*Exercise aim*:
Go through the data below and gather each line containing "التى".

-- START OF Entries supplied --

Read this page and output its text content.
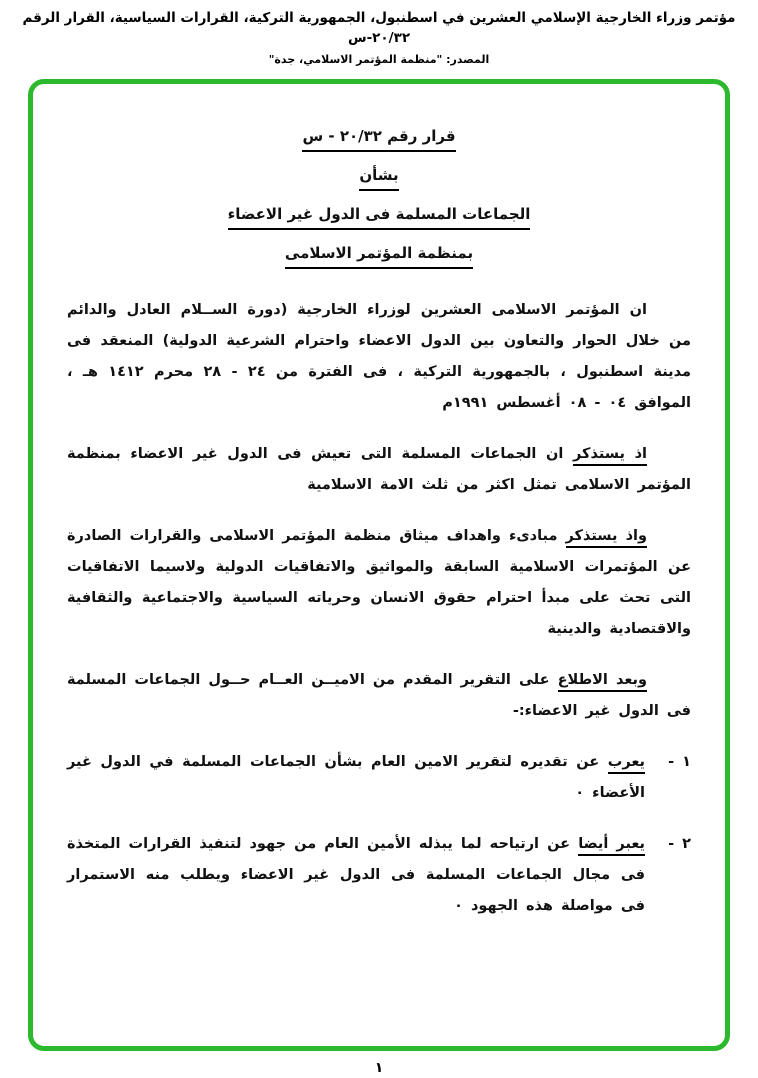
مؤتمر وزراء الخارجية الإسلامي العشرين في اسطنبول، الجمهورية التركية، القرارات السياسية، القرار الرقم ٢٠/٣٢-س
المصدر: "منظمة المؤتمر الاسلامي، جدة"
قرار رقم ٢٠/٣٢ - س
بشأن
الجماعات المسلمة فى الدول غير الاعضاء
بمنظمة المؤتمر الاسلامى
ان المؤتمر الاسلامى العشرين لوزراء الخارجية (دورة الســلام العادل والدائم من خلال الحوار والتعاون بين الدول الاعضاء واحترام الشرعية الدولية) المنعقد فى مدينة اسطنبول ، بالجمهورية التركية ، فى الفترة من ٢٤ - ٢٨ محرم ١٤١٢ هـ ، الموافق ٠٤ - ٠٨ أغسطس ١٩٩١م
اذ يستذكر ان الجماعات المسلمة التى تعيش فى الدول غير الاعضاء بمنظمة المؤتمر الاسلامى تمثل اكثر من ثلث الامة الاسلامية
واذ يستذكر مبادىء واهداف ميثاق منظمة المؤتمر الاسلامى والقرارات الصادرة عن المؤتمرات الاسلامية السابقة والمواثيق والاتفاقيات الدولية ولاسيما الاتفاقيات التى تحث على مبدأ احترام حقوق الانسان وحرياته السياسية والاجتماعية والثقافية والاقتصادية والدينية
وبعد الاطلاع على التقرير المقدم من الاميــن العــام حــول الجماعات المسلمة فى الدول غير الاعضاء:-
١ -
يعرب عن تقديره لتقرير الامين العام بشأن الجماعات المسلمة في الدول غير الأعضاء ٠
٢ -
يعبر أيضا عن ارتياحه لما يبذله الأمين العام من جهود لتنفيذ القرارات المتخذة فى مجال الجماعات المسلمة فى الدول غير الاعضاء ويطلب منه الاستمرار فى مواصلة هذه الجهود ٠
١
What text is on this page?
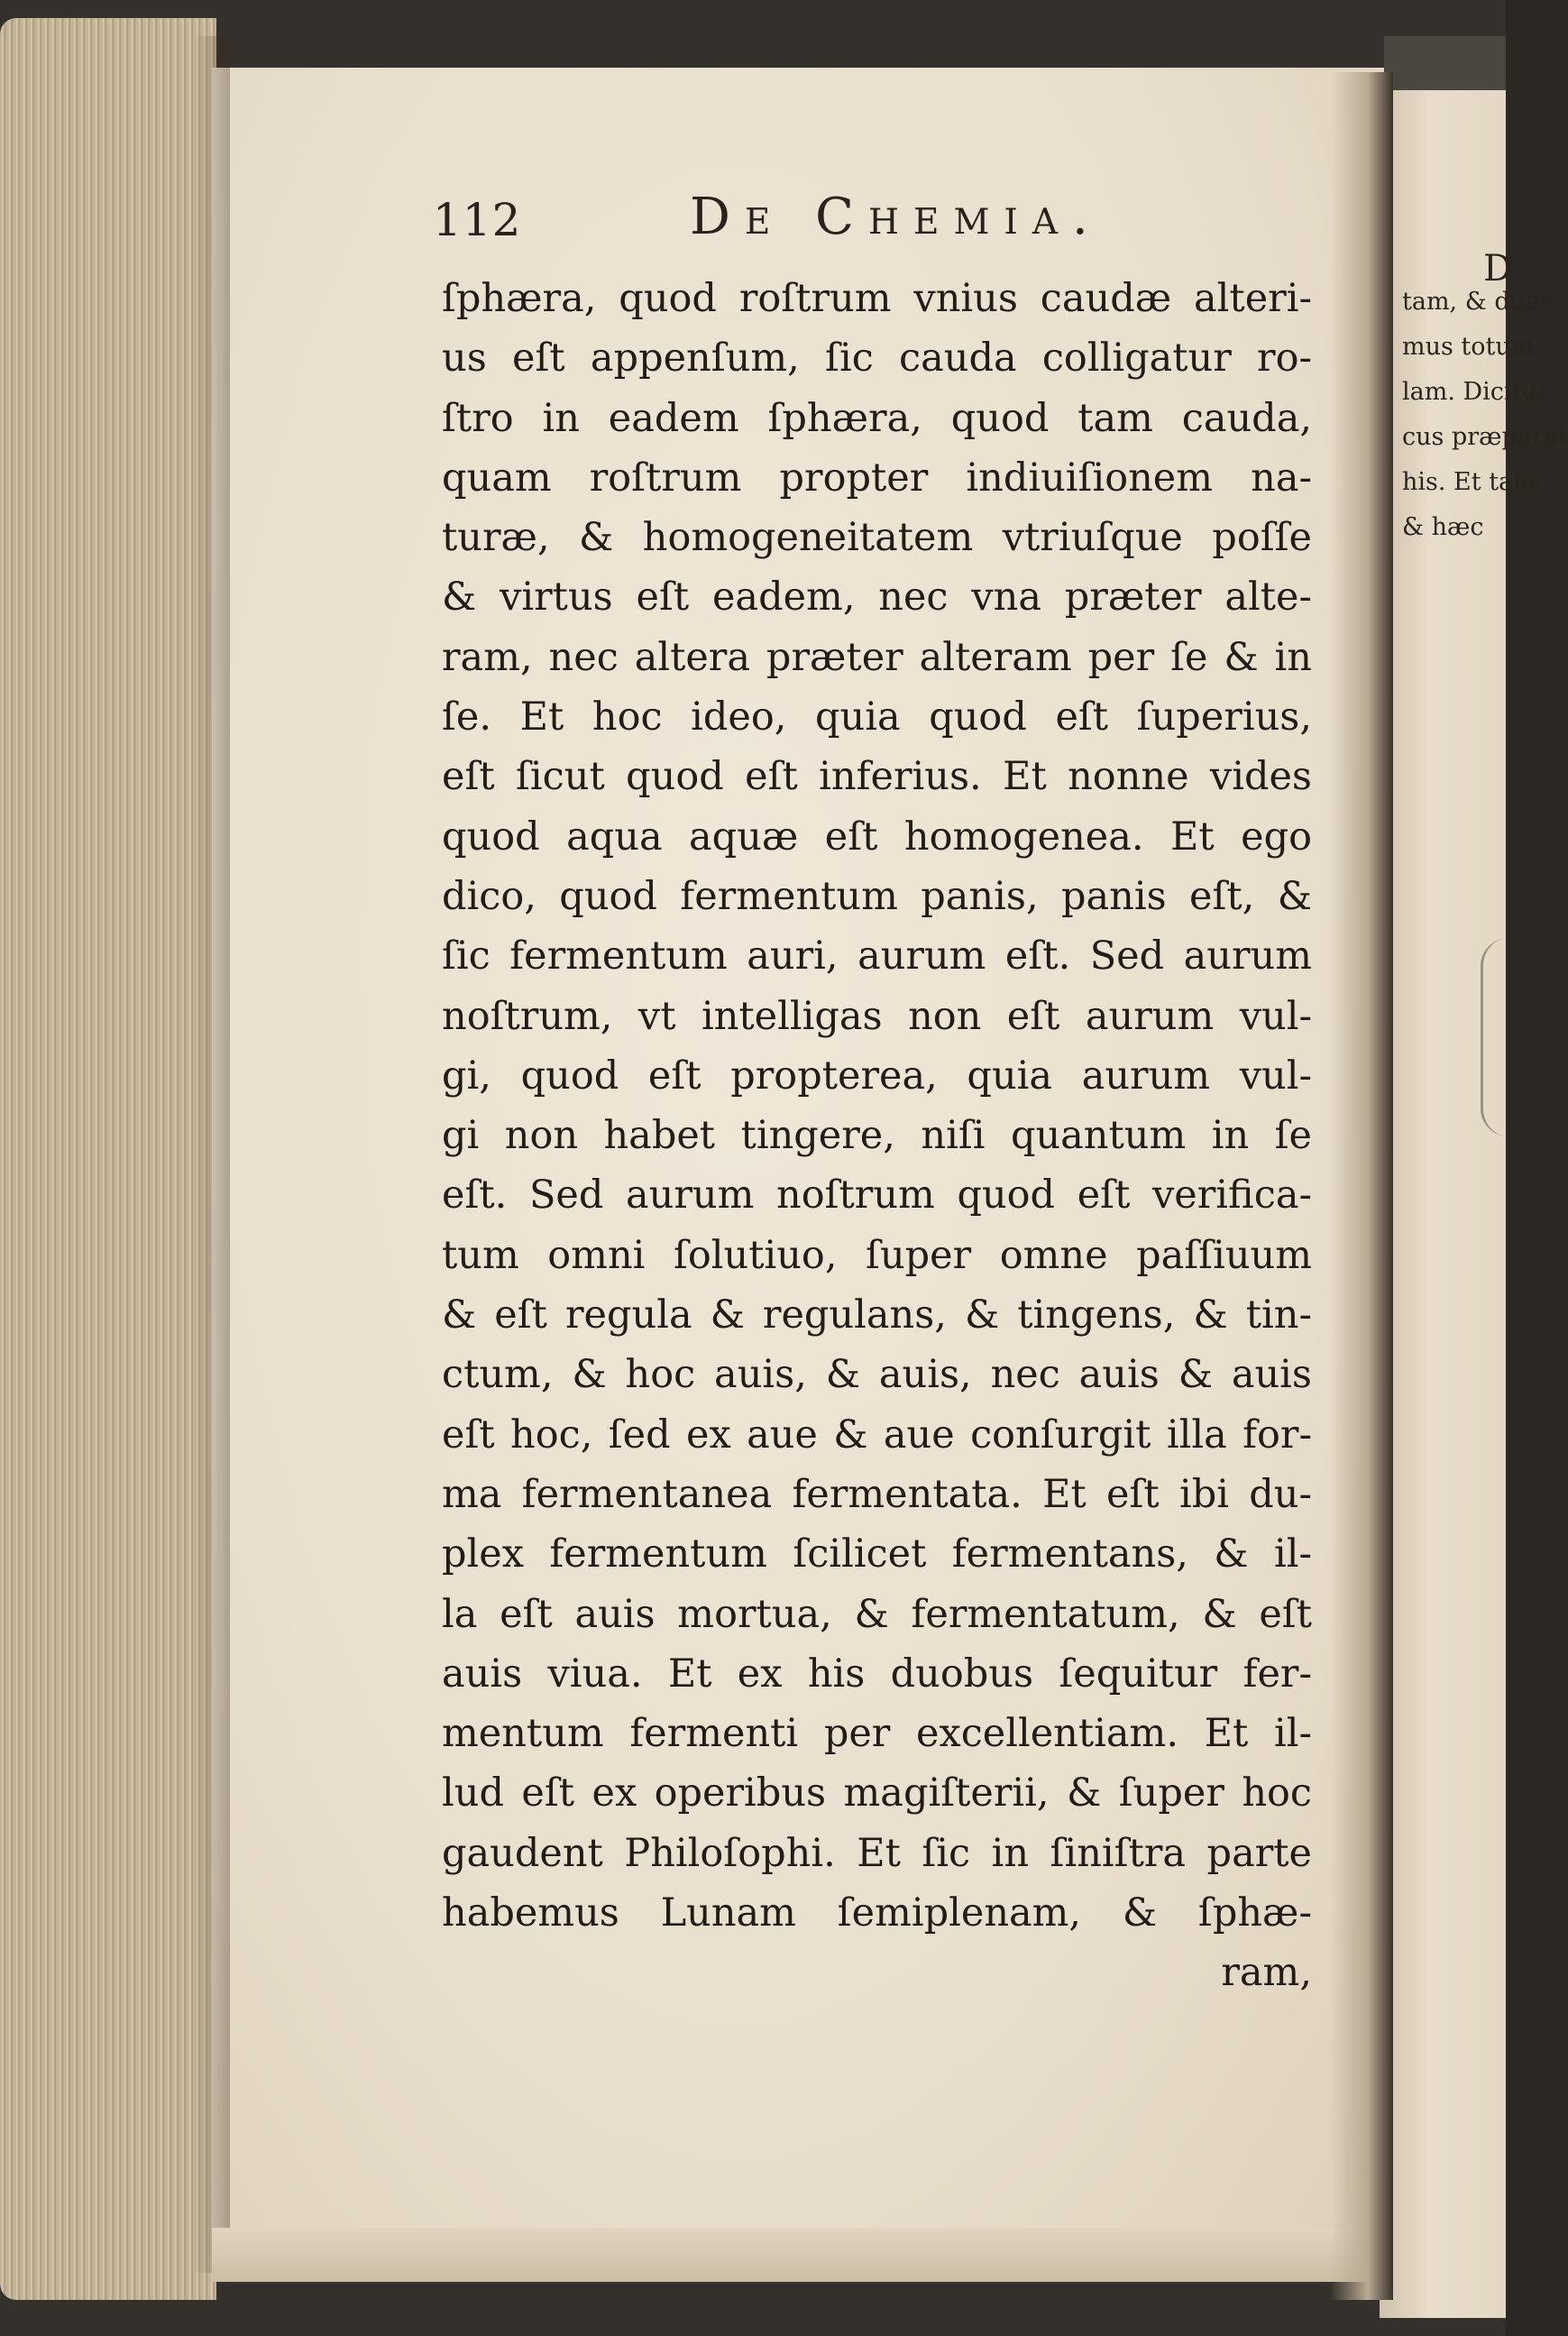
112	De Chemia.
ſphæra, quod roſtrum vnius caudæ alteri-
us eſt appenſum, ſic cauda colligatur ro-
ſtro in eadem ſphæra, quod tam cauda,
quam roſtrum propter indiuiſionem na-
turæ, & homogeneitatem vtriuſque poſſe
& virtus eſt eadem, nec vna præter alte-
ram, nec altera præter alteram per ſe & in
ſe. Et hoc ideo, quia quod eſt ſuperius,
eſt ſicut quod eſt inferius. Et nonne vides
quod aqua aquæ eſt homogenea. Et ego
dico, quod fermentum panis, panis eſt, &
ſic fermentum auri, aurum eſt. Sed aurum
noſtrum, vt intelligas non eſt aurum vul-
gi, quod eſt propterea, quia aurum vul-
gi non habet tingere, niſi quantum in ſe
eſt. Sed aurum noſtrum quod eſt verifica-
tum omni ſolutiuo, ſuper omne paſſiuum
& eſt regula & regulans, & tingens, & tin-
ctum, & hoc auis, & auis, nec auis & auis
eſt hoc, ſed ex aue & aue conſurgit illa for-
ma fermentanea fermentata. Et eſt ibi du-
plex fermentum ſcilicet fermentans, & il-
la eſt auis mortua, & fermentatum, & eſt
auis viua. Et ex his duobus ſequitur fer-
mentum fermenti per excellentiam. Et il-
lud eſt ex operibus magiſterii, & ſuper hoc
gaudent Philoſophi. Et ſic in ſiniſtra parte
habemus Lunam ſemiplenam, & ſphæ-
ram,
D
tam, & duas
mus totum
lam. Dicitur
cus præparat
his. Et talis
& hæc
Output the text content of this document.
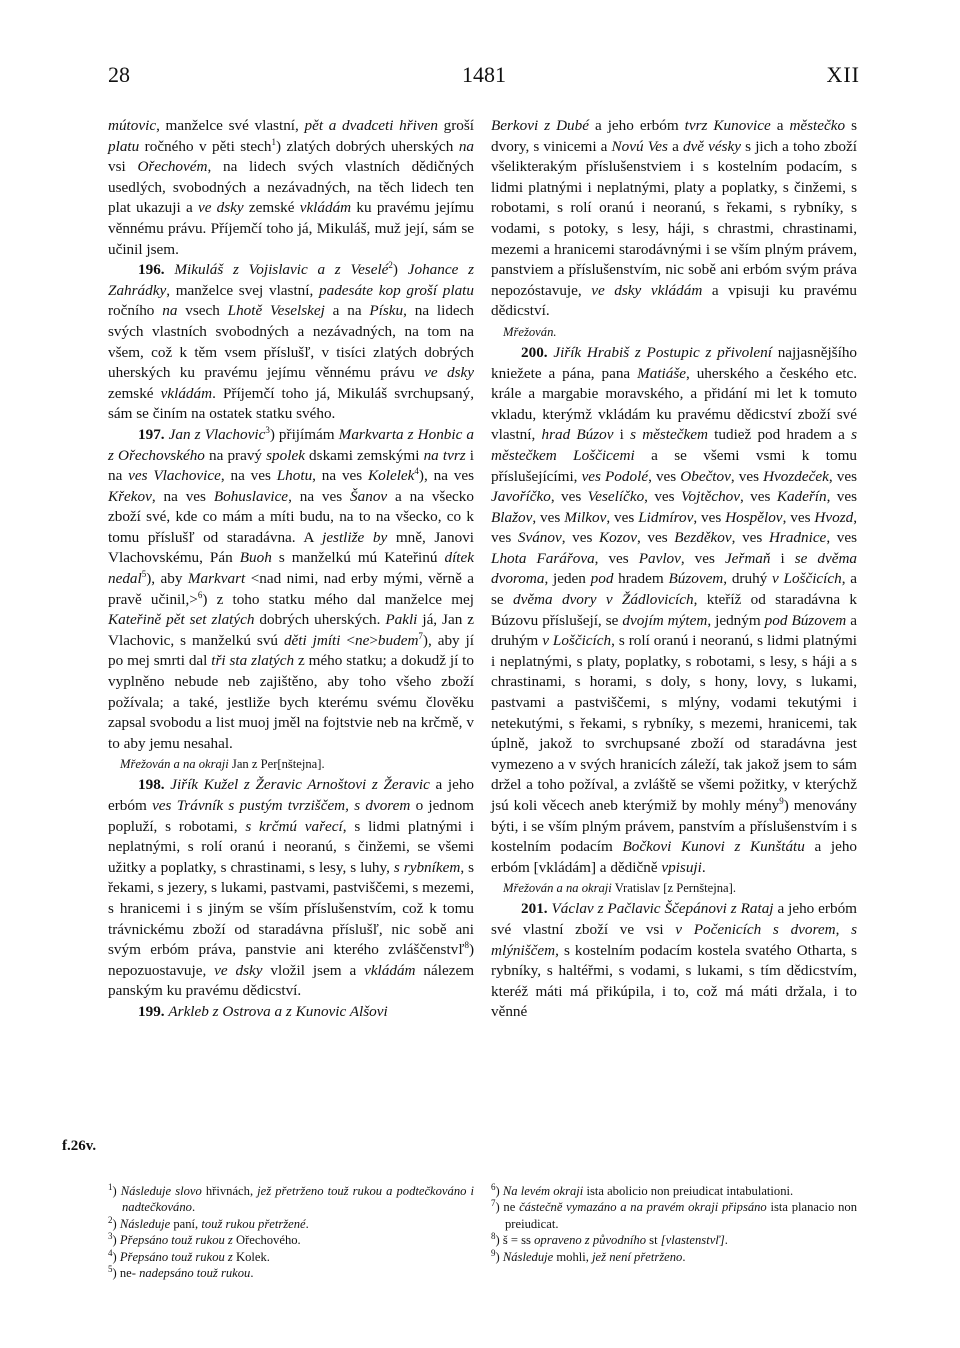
28	1481	XII

mútovic, manželce své vlastní, pět a dvadceti hřiven groší platu ročného v pěti stech$^1$) zlatých dobrých uherských na vsi Ořechovém, na lidech svých vlastních dědičných usedlých, svobodných a nezávadných, na těch lidech ten plat ukazuji a ve dsky zemské vkládám ku pravému jejímu věnnému právu. Příjemčí toho já, Mikuláš, muž její, sám se učinil jsem.

196. Mikuláš z Vojislavic a z Veselé$^2$) Johance z Zahrádky, manželce svej vlastní, padesáte kop groší platu ročního na vsech Lhotě Veselskej a na Písku, na lidech svých vlastních svobodných a nezávadných, na tom na všem, což k těm vsem příslušľ, v tisíci zlatých dobrých uherských ku pravému jejímu věnnému právu ve dsky zemské vkládám. Příjemčí toho já, Mikuláš svrchupsaný, sám se činím na ostatek statku svého.

197. Jan z Vlachovic$^3$) přijímám Markvarta z Honbic a z Ořechovského na pravý spolek dskami zemskými na tvrz i na ves Vlachovice, na ves Lhotu, na ves Kolelek$^4$), na ves Křekov, na ves Bohuslavice, na ves Šanov a na všecko zboží své, kde co mám a míti budu, na to na všecko, co k tomu příslušľ od staradávna. A jestliže by mně, Janovi Vlachovskému, Pán Buoh s manželkú mú Kateřinú dítek nedal$^5$), aby Markvart <nad nimi, nad erby mými, věrně a pravě učinil,>$^6$) z toho statku mého dal manželce mej Kateřině pět set zlatých dobrých uherských. Pakli já, Jan z Vlachovic, s manželkú svú děti jmíti <ne>budem$^7$), aby jí po mej smrti dal tři sta zlatých z mého statku; a dokudž jí to vyplněno nebude neb zajištěno, aby toho všeho zboží požívala; a také, jestliže bych kterému svému člověku zapsal svobodu a list muoj jměl na fojtstvie neb na krčmě, v to aby jemu nesahal.

Mřežován a na okraji Jan z Per[nštejna].

198. Jiřík Kužel z Žeravic Arnoštovi z Žeravic a jeho erbóm ves Trávník s pustým tvrziščem, s dvorem o jednom popluží, s robotami, s krčmú vařecí, s lidmi platnými i neplatnými, s rolí oranú i neoranú, s činžemi, se všemi užitky a poplatky, s chrastinami, s lesy, s luhy, s rybníkem, s řekami, s jezery, s lukami, pastvami, pastviščemi, s mezemi, s hranicemi i s jiným se vším příslušenstvím, což k tomu trávnickému zboží od staradávna příslušľ, nic sobě ani svým erbóm práva, panstvie ani kterého zvláščenstvľ$^8$) nepozuostavuje, ve dsky vložil jsem a vkládám nálezem panským ku pravému dědicství.

199. Arkleb z Ostrova a z Kunovic Alšovi

Berkovi z Dubé a jeho erbóm tvrz Kunovice a městečko s dvory, s vinicemi a Novú Ves a dvě vésky s jich a toho zboží všelikterakým příslušenstviem i s kostelním podacím, s lidmi platnými i neplatnými, platy a poplatky, s činžemi, s robotami, s rolí oranú i neoranú, s řekami, s rybníky, s vodami, s potoky, s lesy, háji, s chrastmi, chrastinami, mezemi a hranicemi starodávnými i se vším plným právem, panstviem a příslušenstvím, nic sobě ani erbóm svým práva nepozóstavuje, ve dsky vkládám a vpisuji ku pravému dědicství.

Mřežován.

200. Jiřík Hrabiš z Postupic z přivolení najjasnějšího kniežete a pána, pana Matiáše, uherského a českého etc. krále a margabie moravského, a přidání mi let k tomuto vkladu, kterýmž vkládám ku pravému dědicství zboží své vlastní, hrad Búzov i s městečkem tudiež pod hradem a s městečkem Loščicemi a se všemi vsmi k tomu příslušejícími, ves Podolé, ves Obečtov, ves Hvozdeček, ves Javoříčko, ves Veselíčko, ves Vojtěchov, ves Kadeřín, ves Blažov, ves Milkov, ves Lidmírov, ves Hospělov, ves Hvozd, ves Svánov, ves Kozov, ves Bezděkov, ves Hradnice, ves Lhota Farářova, ves Pavlov, ves Jeřmaň i se dvěma dvoroma, jeden pod hradem Búzovem, druhý v Loščicích, a se dvěma dvory v Žádlovicích, kteříž od staradávna k Búzovu příslušejí, se dvojím mýtem, jedným pod Búzovem a druhým v Loščicích, s rolí oranú i neoranú, s lidmi platnými i neplatnými, s platy, poplatky, s robotami, s lesy, s háji a s chrastinami, s horami, s doly, s hony, lovy, s lukami, pastvami a pastviščemi, s mlýny, vodami tekutými i netekutými, s řekami, s rybníky, s mezemi, hranicemi, tak úplně, jakož to svrchupsané zboží od staradávna jest vymezeno a v svých hranicích záleží, tak jakož jsem to sám držel a toho požíval, a zvláště se všemi požitky, v kterýchž jsú koli věcech aneb kterýmiž by mohly ménу$^9$) menovány býti, i se vším plným právem, panstvím a příslušenstvím i s kostelním podacím Bočkovi Kunovi z Kunštátu a jeho erbóm [vkládám] a dědičně vpisuji.

Mřežován a na okraji Vratislav [z Pernštejna].

201. Václav z Pačlavic Ščepánovi z Rataj a jeho erbóm své vlastní zboží ve vsi v Počenicích s dvorem, s mlýniščem, s kostelním podacím kostela svatého Otharta, s rybníky, s haltéřmi, s vodami, s lukami, s tím dědicstvím, kteréž máti má přikúpila, i to, což má máti držala, i to věnné

f.26v.
$^1$) Následuje slovo hřivnách, jež přetrženo touž rukou a podtečkováno i nadtečkováno.
$^2$) Následuje paní, touž rukou přetržené.
$^3$) Přepsáno touž rukou z Ořechového.
$^4$) Přepsáno touž rukou z Kolek.
$^5$) ne- nadepsáno touž rukou.
$^6$) Na levém okraji ista abolicio non preiudicat intabulationi.
$^7$) ne částečně vymazáno a na pravém okraji připsáno ista planacio non preiudicat.
$^8$) š = ss opraveno z původního st [vlastenstvľ].
$^9$) Následuje mohli, jež není přetrženo.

-- END OF Entries supplied --

*Full solution*:
اذ يستذكر ان الجماعات المسلمة التى تعيش فى الدول غير الاعضاء بمنظمة المؤتمر الاسلامى تمثل اكثر من ثلث الامة الاسلامية
واذ يستذكر مبادىء واهداف ميثاق منظمة المؤتمر الاسلامى والقرارات الصادرة عن المؤتمرات الاسلامية السابقة والمواثيق والاتفاقيات الدولية ولاسيما الاتفاقيات التى تحث على مبدأ احترام حقوق الانسان وحرياته السياسية والاجتماعية والثقافية والاقتصادية والدينية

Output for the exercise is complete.